▶ **Direction**
Below are entries to be transcribed exactly; exclude the pictures from the copy.

▶ **Data provided**
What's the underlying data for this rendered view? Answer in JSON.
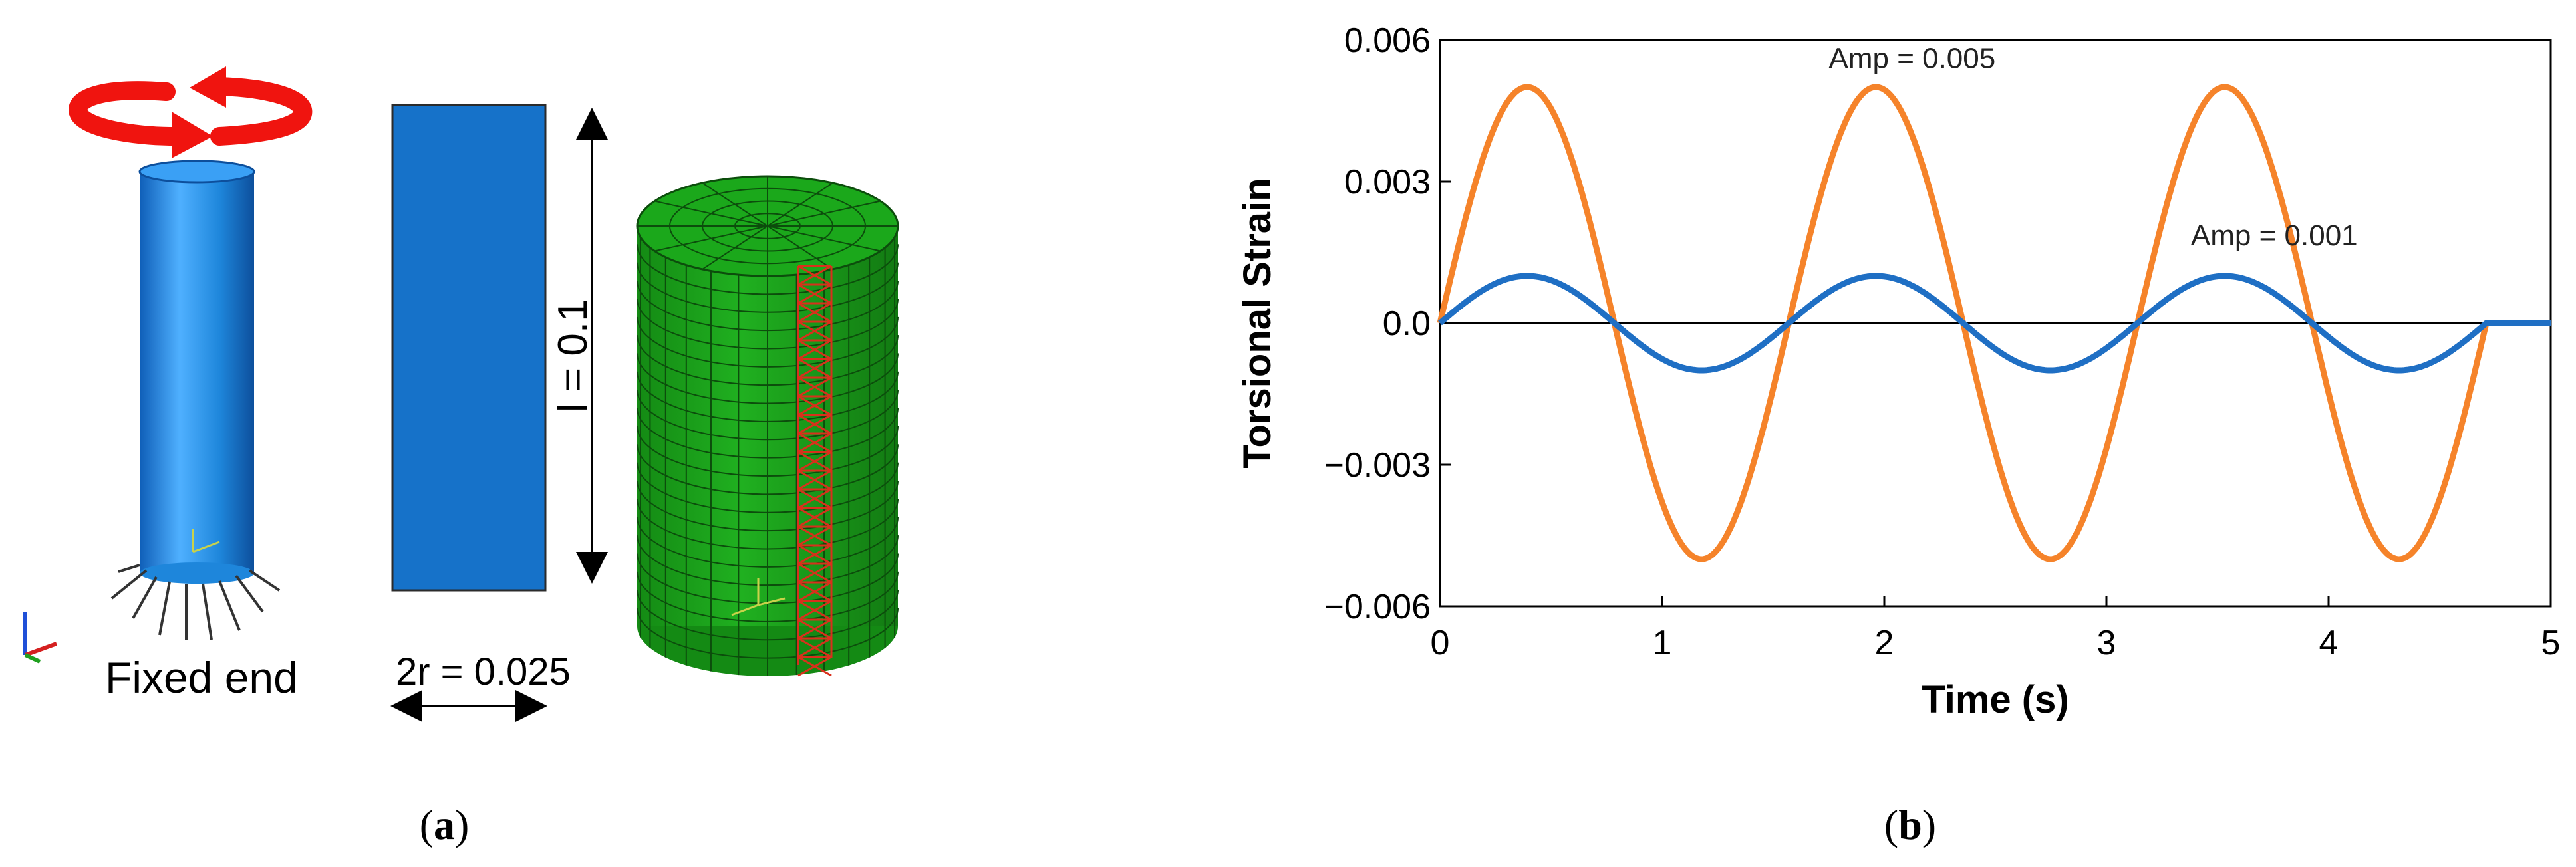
{
  "panel_a": {
    "caption_letter": "a",
    "fixed_end_label": "Fixed end",
    "length_label": "l = 0.1",
    "diameter_label": "2r = 0.025",
    "colors": {
      "rotation_arrow": "#f0140f",
      "cylinder": "#1f86dc",
      "rectangle": "#1672c9",
      "mesh": "#1aa31a",
      "mesh_lines": "#0c4d0c",
      "highlight": "#d9301c"
    }
  },
  "panel_b": {
    "caption_letter": "b",
    "chart_data": {
      "type": "line",
      "xlabel": "Time (s)",
      "ylabel": "Torsional Strain",
      "xlim": [
        0,
        5
      ],
      "ylim": [
        -0.006,
        0.006
      ],
      "x_ticks": [
        "0",
        "1",
        "2",
        "3",
        "4",
        "5"
      ],
      "y_ticks": [
        "0.006",
        "0.003",
        "0.0",
        "−0.003",
        "−0.006"
      ],
      "y_tick_values": [
        0.006,
        0.003,
        0,
        -0.003,
        -0.006
      ],
      "grid": false,
      "series": [
        {
          "label": "Amp = 0.005",
          "amplitude": 0.005,
          "period": 1.57,
          "t_end": 4.71,
          "t_stop": 5.0,
          "color": "#f5832a"
        },
        {
          "label": "Amp = 0.001",
          "amplitude": 0.001,
          "period": 1.57,
          "t_end": 4.71,
          "t_stop": 5.0,
          "color": "#1f6fc4"
        }
      ]
    }
  }
}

▶ **Worked solution**
What's the underlying data for this rendered view? Answer in JSON.
{
  "panel_a": {
    "caption_letter": "a",
    "fixed_end_label": "Fixed end",
    "length_label": "l = 0.1",
    "diameter_label": "2r = 0.025",
    "colors": {
      "rotation_arrow": "#f0140f",
      "cylinder": "#1f86dc",
      "rectangle": "#1672c9",
      "mesh": "#1aa31a",
      "mesh_lines": "#0c4d0c",
      "highlight": "#d9301c"
    }
  },
  "panel_b": {
    "caption_letter": "b",
    "chart_data": {
      "type": "line",
      "xlabel": "Time (s)",
      "ylabel": "Torsional Strain",
      "xlim": [
        0,
        5
      ],
      "ylim": [
        -0.006,
        0.006
      ],
      "x_ticks": [
        "0",
        "1",
        "2",
        "3",
        "4",
        "5"
      ],
      "y_ticks": [
        "0.006",
        "0.003",
        "0.0",
        "−0.003",
        "−0.006"
      ],
      "y_tick_values": [
        0.006,
        0.003,
        0,
        -0.003,
        -0.006
      ],
      "grid": false,
      "series": [
        {
          "label": "Amp = 0.005",
          "amplitude": 0.005,
          "period": 1.57,
          "t_end": 4.71,
          "t_stop": 5.0,
          "color": "#f5832a"
        },
        {
          "label": "Amp = 0.001",
          "amplitude": 0.001,
          "period": 1.57,
          "t_end": 4.71,
          "t_stop": 5.0,
          "color": "#1f6fc4"
        }
      ]
    }
  }
}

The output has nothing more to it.